(Records contained in a dataset)
━━━━━━━━━━

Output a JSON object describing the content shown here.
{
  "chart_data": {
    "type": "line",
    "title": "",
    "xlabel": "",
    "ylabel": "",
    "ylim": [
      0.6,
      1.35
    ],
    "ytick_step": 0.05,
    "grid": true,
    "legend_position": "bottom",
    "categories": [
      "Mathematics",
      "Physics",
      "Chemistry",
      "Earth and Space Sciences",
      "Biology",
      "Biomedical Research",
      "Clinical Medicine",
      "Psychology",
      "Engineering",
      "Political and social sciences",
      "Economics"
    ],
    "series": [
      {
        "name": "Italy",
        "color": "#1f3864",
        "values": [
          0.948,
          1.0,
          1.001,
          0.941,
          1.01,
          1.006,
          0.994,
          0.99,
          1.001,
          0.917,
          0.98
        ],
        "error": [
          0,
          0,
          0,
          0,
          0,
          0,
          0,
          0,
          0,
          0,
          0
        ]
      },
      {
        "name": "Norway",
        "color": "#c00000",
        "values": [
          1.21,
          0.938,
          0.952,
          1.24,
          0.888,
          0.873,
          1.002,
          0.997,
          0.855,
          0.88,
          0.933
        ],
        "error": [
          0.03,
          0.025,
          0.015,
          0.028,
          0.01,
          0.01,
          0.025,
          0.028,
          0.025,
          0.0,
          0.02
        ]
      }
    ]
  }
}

━━━━━━━━━━

▸ Short task:
Repeat the data exactly. Leave nothing out.

▸ Expected output:
Output a JSON object describing the content shown here.
{
  "chart_data": {
    "type": "line",
    "title": "",
    "xlabel": "",
    "ylabel": "",
    "ylim": [
      0.6,
      1.35
    ],
    "ytick_step": 0.05,
    "grid": true,
    "legend_position": "bottom",
    "categories": [
      "Mathematics",
      "Physics",
      "Chemistry",
      "Earth and Space Sciences",
      "Biology",
      "Biomedical Research",
      "Clinical Medicine",
      "Psychology",
      "Engineering",
      "Political and social sciences",
      "Economics"
    ],
    "series": [
      {
        "name": "Italy",
        "color": "#1f3864",
        "values": [
          0.948,
          1.0,
          1.001,
          0.941,
          1.01,
          1.006,
          0.994,
          0.99,
          1.001,
          0.917,
          0.98
        ],
        "error": [
          0,
          0,
          0,
          0,
          0,
          0,
          0,
          0,
          0,
          0,
          0
        ]
      },
      {
        "name": "Norway",
        "color": "#c00000",
        "values": [
          1.21,
          0.938,
          0.952,
          1.24,
          0.888,
          0.873,
          1.002,
          0.997,
          0.855,
          0.88,
          0.933
        ],
        "error": [
          0.03,
          0.025,
          0.015,
          0.028,
          0.01,
          0.01,
          0.025,
          0.028,
          0.025,
          0.0,
          0.02
        ]
      }
    ]
  }
}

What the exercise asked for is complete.